● Document text:
[Begin]
Media News - Friday, May 30, 2008
Investigators raid German telecom giant in spy probe
Prosecutors raided Deutsche Telekom's headquarters on Thursday as a
scandal that has seen Europe's biggest phone company confess to spying
on journalists and senior executives escalated. Board members meanwhile
vowed to sue the company for tracking their calls, a financial newspaper
accused it of spying on its staff and the current chief executive looked
in danger of becoming implicated in the affair. Deutsche Telekom at the
weekend conceded that it had hired detectives to track hundreds of
thousands of phone calls by senior executives and journalists to
identify the sources of press leaks. On Thursday, staff representatives
on the company's supervisory board said they assumed they were 'the
first victims' in the affair and have decided to sue the company for
violating their privacy rights. Deutsche Telekom admitted on Saturday
that it had made 'ill-advised use of communications data' in 2005 and
probably 2006. It has so far admitted only to targeting the magazine
Capital but on Thursday the Financial Times Deutschland alleged that it
was also a victim of espionage by Deutsche Telekom and as early as 2000.
[End]
● Brief: Continue the news report on the Deutsche Telekom spying scandal, starting after its final sentence.

● Data shown:
[Begin]
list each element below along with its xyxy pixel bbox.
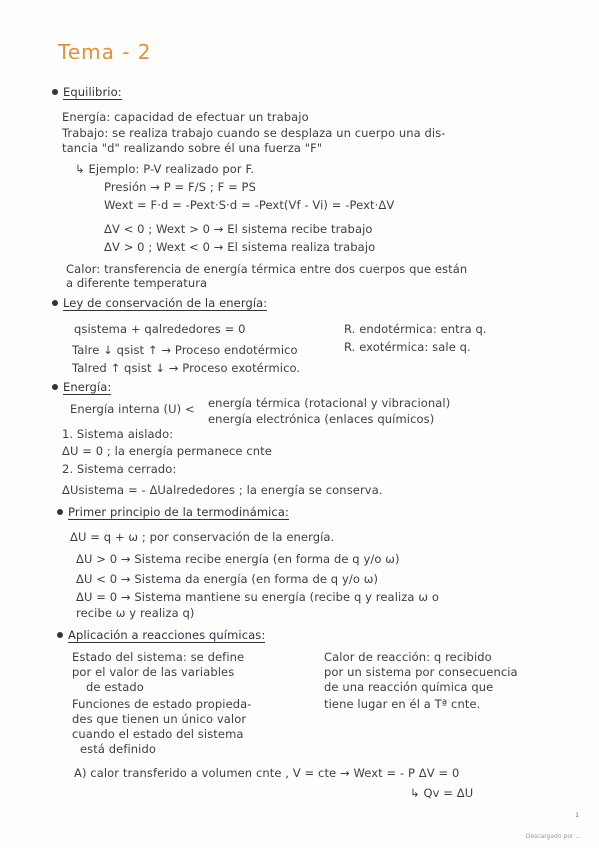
text-line: cuando el estado del sistema [72,727,244,741]
text-line: Talred ↑ qsist ↓ → Proceso exotérmico. [72,361,301,375]
text-line: Talre ↓ qsist ↑ → Proceso endotérmico [72,343,298,357]
text-line: R. exotérmica: sale q. [344,340,471,354]
text-line: des que tienen un único valor [72,712,247,726]
page-title: Tema - 2 [58,40,152,64]
text-line: de estado [86,680,144,694]
text-line: Calor de reacción: q recibido [324,650,492,664]
text-line: tancia "d" realizando sobre él una fuerza "F" [62,141,323,155]
text-line: Presión → P = F/S ; F = PS [104,180,256,194]
text-line: tiene lugar en él a Tª cnte. [324,697,481,711]
text-line: Energía: capacidad de efectuar un trabajo [62,110,309,124]
text-line: Wext = F·d = -Pext·S·d = -Pext(Vf - Vi) = -Pext·ΔV [104,198,395,212]
text-line: ΔU = 0 ; la energía permanece cnte [62,444,272,458]
page-number: 1 [575,812,579,819]
text-line: ΔU = q + ω ; por conservación de la energía. [70,530,335,544]
section-energia-heading: Energía: [52,380,111,394]
footer-text: Descargado por ... [525,833,581,840]
text-line: qsistema + qalrededores = 0 [74,322,246,336]
section-equilibrio-heading: Equilibrio: [52,85,122,99]
text-line: está definido [80,742,157,756]
text-line: A) calor transferido a volumen cnte , V = cte → Wext = - P ΔV = 0 [74,766,460,780]
section-aplicacion-heading: Aplicación a reacciones químicas: [57,628,265,642]
text-line: ΔU = 0 → Sistema mantiene su energía (recibe q y realiza ω o [76,590,439,604]
text-line: Funciones de estado propieda- [72,697,252,711]
text-line: ↳ Qv = ΔU [410,786,474,800]
text-line: recibe ω y realiza q) [76,606,195,620]
bullet-icon [52,89,58,95]
bullet-icon [52,300,58,306]
text-line: ΔU > 0 → Sistema recibe energía (en forma de q y/o ω) [76,552,400,566]
text-line: ↳ Ejemplo: P-V realizado por F. [75,162,255,176]
bullet-icon [52,384,58,390]
section-primer-principio-heading: Primer principio de la termodinámica: [57,505,289,519]
text-line: R. endotérmica: entra q. [344,322,487,336]
text-line: energía electrónica (enlaces químicos) [208,412,435,426]
text-line: Estado del sistema: se define [72,650,245,664]
text-line: de una reacción química que [324,680,494,694]
text-line: por un sistema por consecuencia [324,665,518,679]
text-line: a diferente temperatura [66,276,208,290]
text-line: ΔU < 0 → Sistema da energía (en forma de q y/o ω) [76,572,379,586]
text-line: Energía interna (U) < [70,402,195,416]
text-line: ΔUsistema = - ΔUalrededores ; la energía se conserva. [62,483,383,497]
bullet-icon [57,509,63,515]
text-line: ΔV < 0 ; Wext > 0 → El sistema recibe trabajo [104,222,373,236]
bullet-icon [57,632,63,638]
text-line: energía térmica (rotacional y vibracional) [208,396,451,410]
text-line: 1. Sistema aislado: [62,427,174,441]
section-conservacion-heading: Ley de conservación de la energía: [52,296,267,310]
text-line: por el valor de las variables [72,665,235,679]
text-line: Calor: transferencia de energía térmica entre dos cuerpos que están [66,262,468,276]
text-line: ΔV > 0 ; Wext < 0 → El sistema realiza trabajo [104,240,376,254]
text-line: 2. Sistema cerrado: [62,462,177,476]
text-line: Trabajo: se realiza trabajo cuando se desplaza un cuerpo una dis- [62,126,446,140]
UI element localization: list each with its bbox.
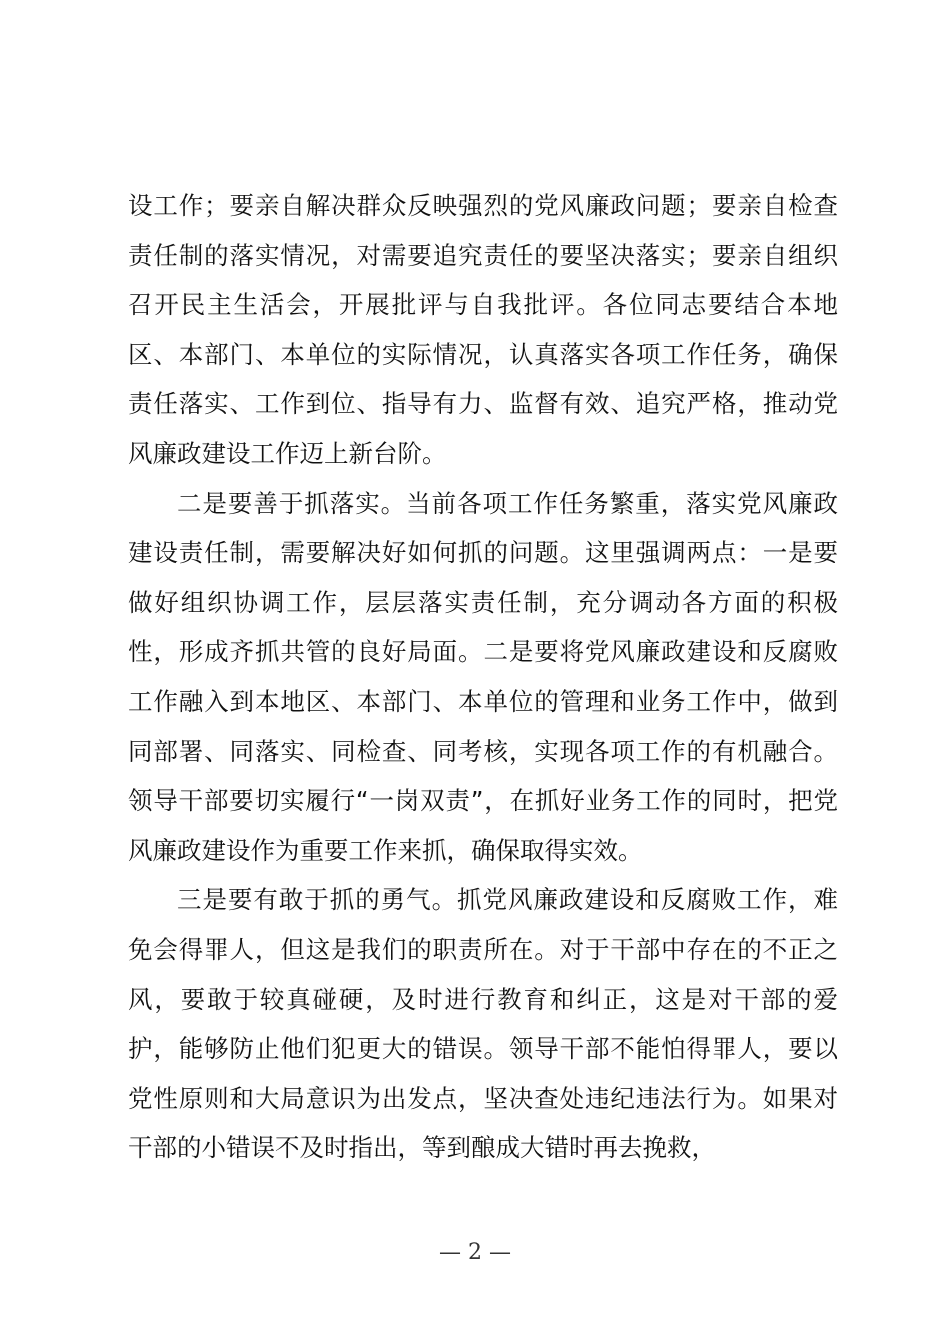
paragraph-second-point: 二是要善于抓落实。当前各项工作任务繁重，落实党风廉政建设责任制，需要解决好如何抓的问题。这里强调两点：一是要做好组织协调工作，层层落实责任制，充分调动各方面的积极性，形成齐抓共管的良好局面。二是要将党风廉政建设和反腐败工作融入到本地区、本部门、本单位的管理和业务工作中，做到同部署、同落实、同检查、同考核，实现各项工作的有机融合。领导干部要切实履行“一岗双责”，在抓好业务工作的同时，把党风廉政建设作为重要工作来抓，确保取得实效。 (128, 488, 838, 865)
page-number: — 2 — (439, 1240, 511, 1265)
paragraph-third-point: 三是要有敢于抓的勇气。抓党风廉政建设和反腐败工作，难免会得罪人，但这是我们的职责所在。对于干部中存在的不正之风，要敢于较真碰硬，及时进行教育和纠正，这是对干部的爱护，能够防止他们犯更大的错误。领导干部不能怕得罪人，要以党性原则和大局意识为出发点，坚决查处违纪违法行为。如果对干部的小错误不及时指出，等到酿成大错时再去挽救， (128, 885, 838, 1163)
paragraph-continuation: 设工作；要亲自解决群众反映强烈的党风廉政问题；要亲自检查责任制的落实情况，对需要追究责任的要坚决落实；要亲自组织召开民主生活会，开展批评与自我批评。各位同志要结合本地区、本部门、本单位的实际情况，认真落实各项工作任务，确保责任落实、工作到位、指导有力、监督有效、追究严格，推动党风廉政建设工作迈上新台阶。 (128, 191, 838, 468)
document-body (128, 181, 838, 1173)
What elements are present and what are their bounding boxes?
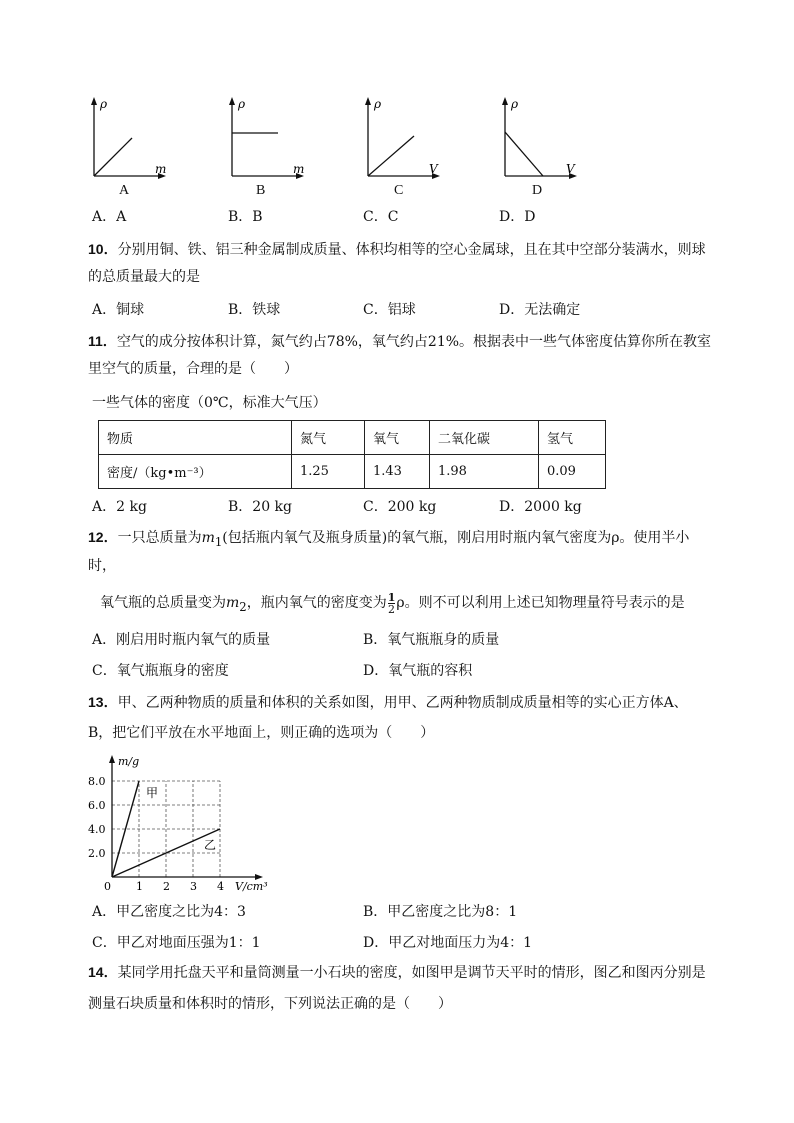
q12-text-3a: 氧气瓶的总质量变为 xyxy=(100,595,226,611)
graph-c-xlabel: V xyxy=(429,162,438,176)
q13-option-d[interactable]: D．甲乙对地面压力为4：1 xyxy=(363,935,533,951)
q13-stem-line1 xyxy=(88,690,722,715)
x-tick-label: 3 xyxy=(190,880,197,893)
y-tick-label: 6.0 xyxy=(88,799,106,812)
graph-d-xlabel: V xyxy=(566,162,575,176)
graph-d-ylabel: ρ xyxy=(511,97,519,111)
q13-option-a[interactable]: A．甲乙密度之比为4：3 xyxy=(92,904,246,920)
graph-c xyxy=(354,92,444,197)
q12-frac-num: 1 xyxy=(387,590,396,604)
q11-option-c[interactable]: C．200 kg xyxy=(363,499,437,515)
q10-text-1: 分别用铜、铁、铝三种金属制成质量、体积均相等的空心金属球，且在其中空部分装满水，则球 xyxy=(117,242,706,258)
q13-number: 13． xyxy=(88,694,118,710)
mass-volume-chart xyxy=(82,752,282,894)
y-tick-label: 4.0 xyxy=(88,823,106,836)
q10-stem-line2: 的总质量最大的是 xyxy=(88,269,200,285)
q12-stem-line1 xyxy=(88,525,722,554)
q11-option-a[interactable]: A．2 kg xyxy=(92,499,147,515)
table-cell: 0.09 xyxy=(539,455,606,489)
q14-stem-line1 xyxy=(88,960,722,985)
y-tick-label: 8.0 xyxy=(88,775,106,788)
table-cell: 1.98 xyxy=(430,455,539,489)
q12-m2-sub: 2 xyxy=(239,599,247,614)
q12-text-1b: (包括瓶内氧气及瓶身质量)的氧气瓶，刚启用时瓶内氧气密度为ρ。使用半小 xyxy=(222,530,690,546)
q12-m1-sub: 1 xyxy=(214,534,223,549)
q12-m2: m xyxy=(226,595,240,611)
q12-option-d[interactable]: D．氧气瓶的容积 xyxy=(363,663,473,679)
graph-d-line xyxy=(505,132,543,176)
table-cell: 氢气 xyxy=(539,421,606,455)
table-row xyxy=(99,455,606,489)
graph-d-caption: D xyxy=(532,183,543,198)
q11-option-d[interactable]: D．2000 kg xyxy=(499,499,582,515)
q10-option-c[interactable]: C．铝球 xyxy=(363,302,416,318)
x-tick-label: 1 xyxy=(136,880,143,893)
q14-stem-line2: 测量石块质量和体积时的情形，下列说法正确的是（ ） xyxy=(88,996,452,1012)
chart-grid xyxy=(112,781,220,877)
series-label: 乙 xyxy=(204,838,217,852)
q13-stem-line2: B，把它们平放在水平地面上，则正确的选项为（ ） xyxy=(88,725,435,741)
q10-option-a[interactable]: A．铜球 xyxy=(92,302,145,318)
x-tick-label: 4 xyxy=(217,880,224,893)
q11-text-1: 空气的成分按体积计算，氮气约占78%，氧气约占21%。根据表中一些气体密度估算你所在教室 xyxy=(116,334,712,350)
q13-option-c[interactable]: C．甲乙对地面压强为1：1 xyxy=(92,935,261,951)
q13-option-b[interactable]: B．甲乙密度之比为8：1 xyxy=(363,904,518,920)
density-table xyxy=(98,420,606,489)
q10-option-d[interactable]: D．无法确定 xyxy=(499,302,581,318)
q9-option-a[interactable]: A．A xyxy=(92,209,127,225)
graph-b-xlabel: m xyxy=(293,162,305,176)
graph-b-caption: B xyxy=(256,183,266,198)
x-tick-label: 2 xyxy=(163,880,170,893)
q12-text-3b: ，瓶内氧气的密度变为 xyxy=(246,595,387,611)
q11-option-b[interactable]: B．20 kg xyxy=(228,499,292,515)
graph-d xyxy=(491,92,581,197)
q10-number: 10． xyxy=(88,241,118,257)
graph-b xyxy=(218,92,308,197)
q12-option-a[interactable]: A．刚启用时瓶内氧气的质量 xyxy=(92,632,271,648)
q12-stem-line3 xyxy=(100,591,722,619)
table-cell: 二氧化碳 xyxy=(430,421,539,455)
q10-stem-line1 xyxy=(88,237,722,262)
q11-stem-line2: 里空气的质量，合理的是（ ） xyxy=(88,361,298,377)
table-cell: 物质 xyxy=(99,421,292,455)
q9-option-b[interactable]: B．B xyxy=(228,209,263,225)
x-tick-label: 0 xyxy=(104,880,111,893)
q14-text-1: 某同学用托盘天平和量筒测量一小石块的密度，如图甲是调节天平时的情形，图乙和图丙分别是 xyxy=(117,965,706,981)
table-cell: 1.25 xyxy=(292,455,365,489)
q14-number: 14． xyxy=(88,964,118,980)
q12-text-1a: 一只总质量为 xyxy=(117,530,202,546)
y-axis-label: m/g xyxy=(118,755,140,768)
graph-a xyxy=(80,92,170,197)
q12-frac-den: 2 xyxy=(388,602,396,616)
q11-table-caption: 一些气体的密度（0℃，标准大气压） xyxy=(92,395,327,411)
q11-stem-line1 xyxy=(88,329,722,354)
chart-axes xyxy=(109,755,263,880)
graph-a-ylabel: ρ xyxy=(100,97,108,111)
graph-b-ylabel: ρ xyxy=(238,97,246,111)
graph-c-line xyxy=(368,136,414,176)
q12-text-3c: ρ。则不可以利用上述已知物理量符号表示的是 xyxy=(396,595,685,611)
q9-option-d[interactable]: D．D xyxy=(499,209,536,225)
table-cell: 氮气 xyxy=(292,421,365,455)
q12-fraction xyxy=(388,592,396,615)
graph-a-line xyxy=(94,138,132,176)
q11-number: 11． xyxy=(88,333,117,349)
graph-c-caption: C xyxy=(394,183,404,198)
q12-number: 12． xyxy=(88,529,118,545)
q10-option-b[interactable]: B．铁球 xyxy=(228,302,281,318)
y-tick-label: 2.0 xyxy=(88,847,106,860)
y-axis-arrow xyxy=(109,755,115,763)
q12-option-b[interactable]: B．氧气瓶瓶身的质量 xyxy=(363,632,500,648)
q13-text-1: 甲、乙两种物质的质量和体积的关系如图，用甲、乙两种物质制成质量相等的实心正方体A、 xyxy=(117,695,688,711)
q12-option-c[interactable]: C．氧气瓶瓶身的密度 xyxy=(92,663,229,679)
q12-m1: m xyxy=(201,530,215,546)
q9-option-c[interactable]: C．C xyxy=(363,209,399,225)
table-cell: 密度/（kg•m⁻³） xyxy=(99,455,292,489)
table-row xyxy=(99,421,606,455)
table-cell: 氧气 xyxy=(365,421,430,455)
graph-a-caption: A xyxy=(119,183,130,198)
q12-stem-line2: 时， xyxy=(88,558,116,574)
x-axis-label: V/cm³ xyxy=(235,880,268,893)
graph-c-ylabel: ρ xyxy=(374,97,382,111)
graph-a-xlabel: m xyxy=(155,162,167,176)
table-cell: 1.43 xyxy=(365,455,430,489)
series-label: 甲 xyxy=(146,786,159,800)
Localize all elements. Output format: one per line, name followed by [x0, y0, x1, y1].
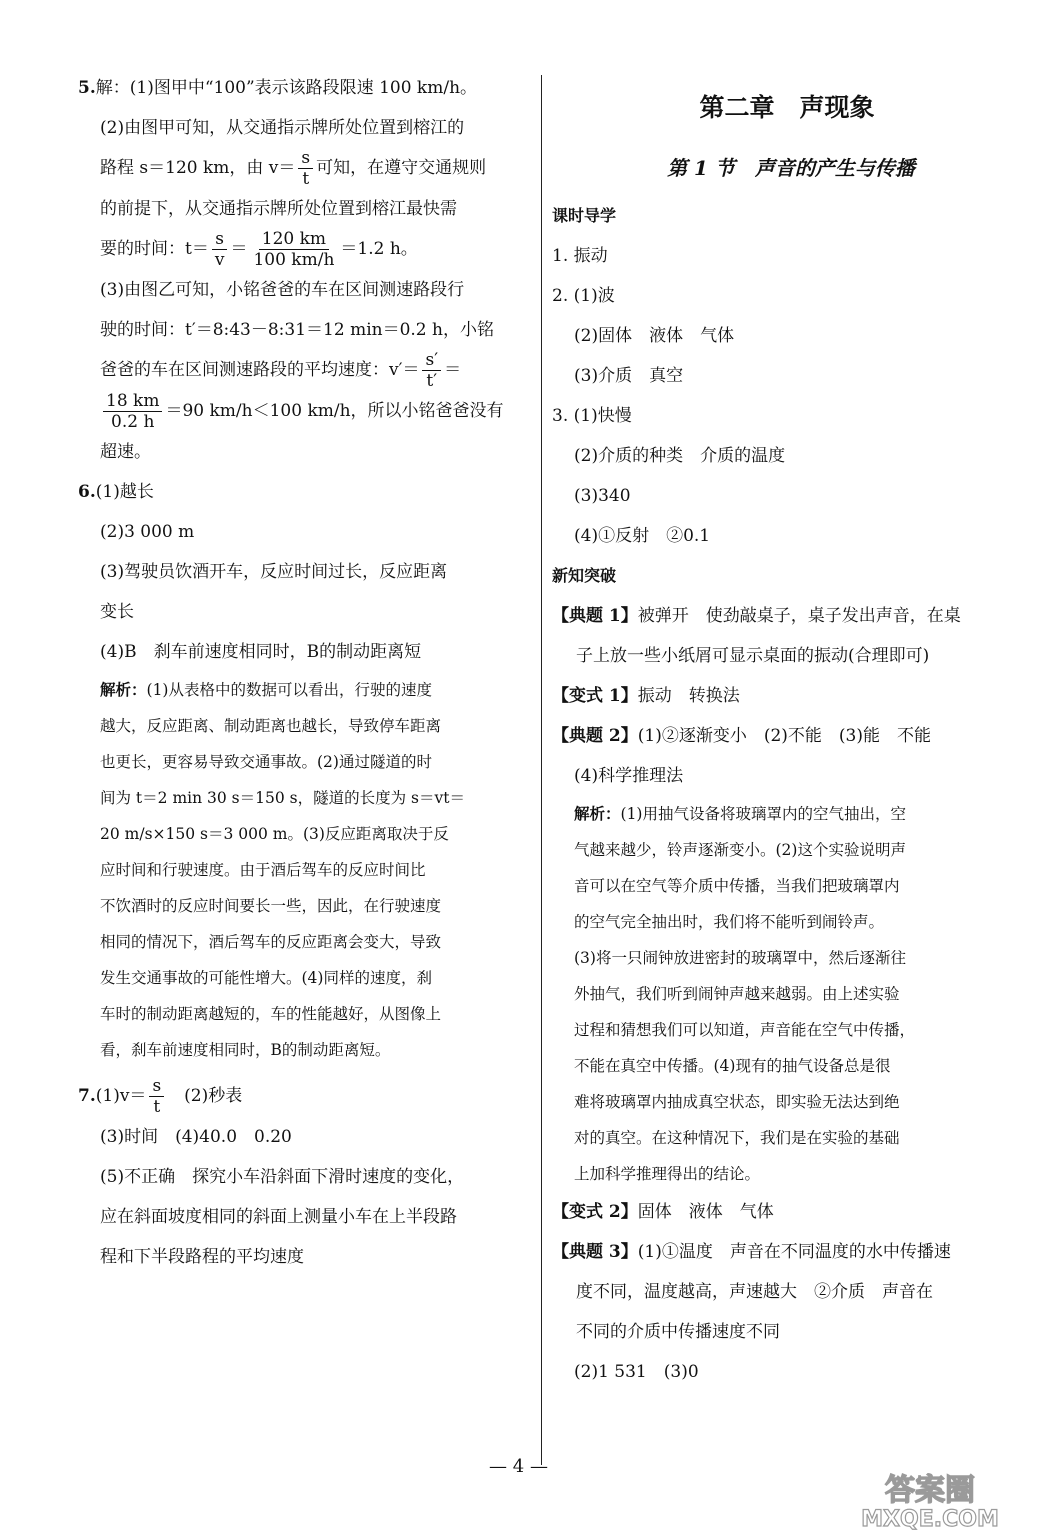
[End]
● Expected output:
The daily said in a front-page report that Deutsche Telekom had hired
private detectives to spy on its reporters eight years ago and had even
secretly filmed the newsroom. Both the FTD and Capital belong to the
publishing house Gruner und Jahr, which is turn is owned by German media
giant Bertelsmann. The publisher has warned that it is considering both
criminal and civil charges against Deutsche Telekom. (AFP)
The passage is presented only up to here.